[start DATA ROWS]
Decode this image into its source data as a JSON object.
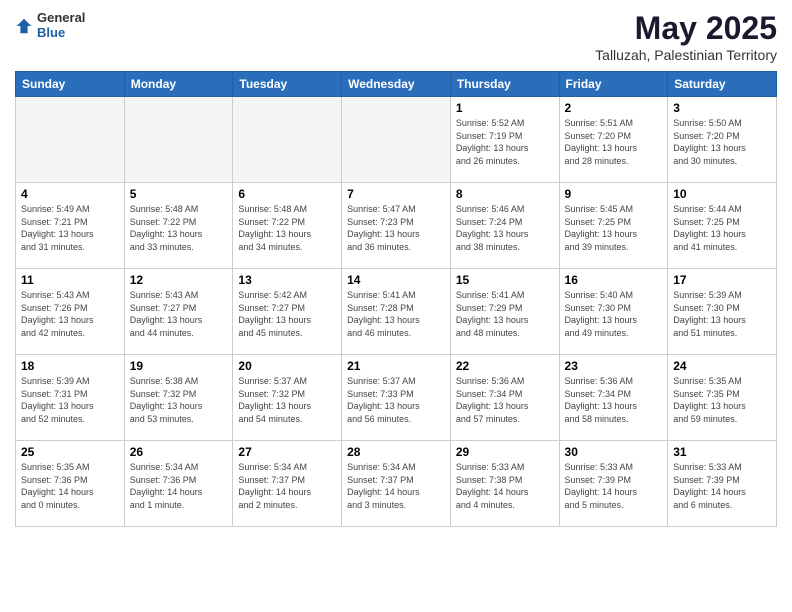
{
  "header": {
    "logo_general": "General",
    "logo_blue": "Blue",
    "month_title": "May 2025",
    "subtitle": "Talluzah, Palestinian Territory"
  },
  "weekdays": [
    "Sunday",
    "Monday",
    "Tuesday",
    "Wednesday",
    "Thursday",
    "Friday",
    "Saturday"
  ],
  "weeks": [
    [
      {
        "day": "",
        "info": ""
      },
      {
        "day": "",
        "info": ""
      },
      {
        "day": "",
        "info": ""
      },
      {
        "day": "",
        "info": ""
      },
      {
        "day": "1",
        "info": "Sunrise: 5:52 AM\nSunset: 7:19 PM\nDaylight: 13 hours\nand 26 minutes."
      },
      {
        "day": "2",
        "info": "Sunrise: 5:51 AM\nSunset: 7:20 PM\nDaylight: 13 hours\nand 28 minutes."
      },
      {
        "day": "3",
        "info": "Sunrise: 5:50 AM\nSunset: 7:20 PM\nDaylight: 13 hours\nand 30 minutes."
      }
    ],
    [
      {
        "day": "4",
        "info": "Sunrise: 5:49 AM\nSunset: 7:21 PM\nDaylight: 13 hours\nand 31 minutes."
      },
      {
        "day": "5",
        "info": "Sunrise: 5:48 AM\nSunset: 7:22 PM\nDaylight: 13 hours\nand 33 minutes."
      },
      {
        "day": "6",
        "info": "Sunrise: 5:48 AM\nSunset: 7:22 PM\nDaylight: 13 hours\nand 34 minutes."
      },
      {
        "day": "7",
        "info": "Sunrise: 5:47 AM\nSunset: 7:23 PM\nDaylight: 13 hours\nand 36 minutes."
      },
      {
        "day": "8",
        "info": "Sunrise: 5:46 AM\nSunset: 7:24 PM\nDaylight: 13 hours\nand 38 minutes."
      },
      {
        "day": "9",
        "info": "Sunrise: 5:45 AM\nSunset: 7:25 PM\nDaylight: 13 hours\nand 39 minutes."
      },
      {
        "day": "10",
        "info": "Sunrise: 5:44 AM\nSunset: 7:25 PM\nDaylight: 13 hours\nand 41 minutes."
      }
    ],
    [
      {
        "day": "11",
        "info": "Sunrise: 5:43 AM\nSunset: 7:26 PM\nDaylight: 13 hours\nand 42 minutes."
      },
      {
        "day": "12",
        "info": "Sunrise: 5:43 AM\nSunset: 7:27 PM\nDaylight: 13 hours\nand 44 minutes."
      },
      {
        "day": "13",
        "info": "Sunrise: 5:42 AM\nSunset: 7:27 PM\nDaylight: 13 hours\nand 45 minutes."
      },
      {
        "day": "14",
        "info": "Sunrise: 5:41 AM\nSunset: 7:28 PM\nDaylight: 13 hours\nand 46 minutes."
      },
      {
        "day": "15",
        "info": "Sunrise: 5:41 AM\nSunset: 7:29 PM\nDaylight: 13 hours\nand 48 minutes."
      },
      {
        "day": "16",
        "info": "Sunrise: 5:40 AM\nSunset: 7:30 PM\nDaylight: 13 hours\nand 49 minutes."
      },
      {
        "day": "17",
        "info": "Sunrise: 5:39 AM\nSunset: 7:30 PM\nDaylight: 13 hours\nand 51 minutes."
      }
    ],
    [
      {
        "day": "18",
        "info": "Sunrise: 5:39 AM\nSunset: 7:31 PM\nDaylight: 13 hours\nand 52 minutes."
      },
      {
        "day": "19",
        "info": "Sunrise: 5:38 AM\nSunset: 7:32 PM\nDaylight: 13 hours\nand 53 minutes."
      },
      {
        "day": "20",
        "info": "Sunrise: 5:37 AM\nSunset: 7:32 PM\nDaylight: 13 hours\nand 54 minutes."
      },
      {
        "day": "21",
        "info": "Sunrise: 5:37 AM\nSunset: 7:33 PM\nDaylight: 13 hours\nand 56 minutes."
      },
      {
        "day": "22",
        "info": "Sunrise: 5:36 AM\nSunset: 7:34 PM\nDaylight: 13 hours\nand 57 minutes."
      },
      {
        "day": "23",
        "info": "Sunrise: 5:36 AM\nSunset: 7:34 PM\nDaylight: 13 hours\nand 58 minutes."
      },
      {
        "day": "24",
        "info": "Sunrise: 5:35 AM\nSunset: 7:35 PM\nDaylight: 13 hours\nand 59 minutes."
      }
    ],
    [
      {
        "day": "25",
        "info": "Sunrise: 5:35 AM\nSunset: 7:36 PM\nDaylight: 14 hours\nand 0 minutes."
      },
      {
        "day": "26",
        "info": "Sunrise: 5:34 AM\nSunset: 7:36 PM\nDaylight: 14 hours\nand 1 minute."
      },
      {
        "day": "27",
        "info": "Sunrise: 5:34 AM\nSunset: 7:37 PM\nDaylight: 14 hours\nand 2 minutes."
      },
      {
        "day": "28",
        "info": "Sunrise: 5:34 AM\nSunset: 7:37 PM\nDaylight: 14 hours\nand 3 minutes."
      },
      {
        "day": "29",
        "info": "Sunrise: 5:33 AM\nSunset: 7:38 PM\nDaylight: 14 hours\nand 4 minutes."
      },
      {
        "day": "30",
        "info": "Sunrise: 5:33 AM\nSunset: 7:39 PM\nDaylight: 14 hours\nand 5 minutes."
      },
      {
        "day": "31",
        "info": "Sunrise: 5:33 AM\nSunset: 7:39 PM\nDaylight: 14 hours\nand 6 minutes."
      }
    ]
  ]
}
[end DATA ROWS]
→ GIVEN INSTRUCTION:
Go through the listing above and write it all out exactly, leaving out any picture.

→ RESULT:
Decode this image into its source data as a JSON object.
{
  "header": {
    "logo_general": "General",
    "logo_blue": "Blue",
    "month_title": "May 2025",
    "subtitle": "Talluzah, Palestinian Territory"
  },
  "weekdays": [
    "Sunday",
    "Monday",
    "Tuesday",
    "Wednesday",
    "Thursday",
    "Friday",
    "Saturday"
  ],
  "weeks": [
    [
      {
        "day": "",
        "info": ""
      },
      {
        "day": "",
        "info": ""
      },
      {
        "day": "",
        "info": ""
      },
      {
        "day": "",
        "info": ""
      },
      {
        "day": "1",
        "info": "Sunrise: 5:52 AM\nSunset: 7:19 PM\nDaylight: 13 hours\nand 26 minutes."
      },
      {
        "day": "2",
        "info": "Sunrise: 5:51 AM\nSunset: 7:20 PM\nDaylight: 13 hours\nand 28 minutes."
      },
      {
        "day": "3",
        "info": "Sunrise: 5:50 AM\nSunset: 7:20 PM\nDaylight: 13 hours\nand 30 minutes."
      }
    ],
    [
      {
        "day": "4",
        "info": "Sunrise: 5:49 AM\nSunset: 7:21 PM\nDaylight: 13 hours\nand 31 minutes."
      },
      {
        "day": "5",
        "info": "Sunrise: 5:48 AM\nSunset: 7:22 PM\nDaylight: 13 hours\nand 33 minutes."
      },
      {
        "day": "6",
        "info": "Sunrise: 5:48 AM\nSunset: 7:22 PM\nDaylight: 13 hours\nand 34 minutes."
      },
      {
        "day": "7",
        "info": "Sunrise: 5:47 AM\nSunset: 7:23 PM\nDaylight: 13 hours\nand 36 minutes."
      },
      {
        "day": "8",
        "info": "Sunrise: 5:46 AM\nSunset: 7:24 PM\nDaylight: 13 hours\nand 38 minutes."
      },
      {
        "day": "9",
        "info": "Sunrise: 5:45 AM\nSunset: 7:25 PM\nDaylight: 13 hours\nand 39 minutes."
      },
      {
        "day": "10",
        "info": "Sunrise: 5:44 AM\nSunset: 7:25 PM\nDaylight: 13 hours\nand 41 minutes."
      }
    ],
    [
      {
        "day": "11",
        "info": "Sunrise: 5:43 AM\nSunset: 7:26 PM\nDaylight: 13 hours\nand 42 minutes."
      },
      {
        "day": "12",
        "info": "Sunrise: 5:43 AM\nSunset: 7:27 PM\nDaylight: 13 hours\nand 44 minutes."
      },
      {
        "day": "13",
        "info": "Sunrise: 5:42 AM\nSunset: 7:27 PM\nDaylight: 13 hours\nand 45 minutes."
      },
      {
        "day": "14",
        "info": "Sunrise: 5:41 AM\nSunset: 7:28 PM\nDaylight: 13 hours\nand 46 minutes."
      },
      {
        "day": "15",
        "info": "Sunrise: 5:41 AM\nSunset: 7:29 PM\nDaylight: 13 hours\nand 48 minutes."
      },
      {
        "day": "16",
        "info": "Sunrise: 5:40 AM\nSunset: 7:30 PM\nDaylight: 13 hours\nand 49 minutes."
      },
      {
        "day": "17",
        "info": "Sunrise: 5:39 AM\nSunset: 7:30 PM\nDaylight: 13 hours\nand 51 minutes."
      }
    ],
    [
      {
        "day": "18",
        "info": "Sunrise: 5:39 AM\nSunset: 7:31 PM\nDaylight: 13 hours\nand 52 minutes."
      },
      {
        "day": "19",
        "info": "Sunrise: 5:38 AM\nSunset: 7:32 PM\nDaylight: 13 hours\nand 53 minutes."
      },
      {
        "day": "20",
        "info": "Sunrise: 5:37 AM\nSunset: 7:32 PM\nDaylight: 13 hours\nand 54 minutes."
      },
      {
        "day": "21",
        "info": "Sunrise: 5:37 AM\nSunset: 7:33 PM\nDaylight: 13 hours\nand 56 minutes."
      },
      {
        "day": "22",
        "info": "Sunrise: 5:36 AM\nSunset: 7:34 PM\nDaylight: 13 hours\nand 57 minutes."
      },
      {
        "day": "23",
        "info": "Sunrise: 5:36 AM\nSunset: 7:34 PM\nDaylight: 13 hours\nand 58 minutes."
      },
      {
        "day": "24",
        "info": "Sunrise: 5:35 AM\nSunset: 7:35 PM\nDaylight: 13 hours\nand 59 minutes."
      }
    ],
    [
      {
        "day": "25",
        "info": "Sunrise: 5:35 AM\nSunset: 7:36 PM\nDaylight: 14 hours\nand 0 minutes."
      },
      {
        "day": "26",
        "info": "Sunrise: 5:34 AM\nSunset: 7:36 PM\nDaylight: 14 hours\nand 1 minute."
      },
      {
        "day": "27",
        "info": "Sunrise: 5:34 AM\nSunset: 7:37 PM\nDaylight: 14 hours\nand 2 minutes."
      },
      {
        "day": "28",
        "info": "Sunrise: 5:34 AM\nSunset: 7:37 PM\nDaylight: 14 hours\nand 3 minutes."
      },
      {
        "day": "29",
        "info": "Sunrise: 5:33 AM\nSunset: 7:38 PM\nDaylight: 14 hours\nand 4 minutes."
      },
      {
        "day": "30",
        "info": "Sunrise: 5:33 AM\nSunset: 7:39 PM\nDaylight: 14 hours\nand 5 minutes."
      },
      {
        "day": "31",
        "info": "Sunrise: 5:33 AM\nSunset: 7:39 PM\nDaylight: 14 hours\nand 6 minutes."
      }
    ]
  ]
}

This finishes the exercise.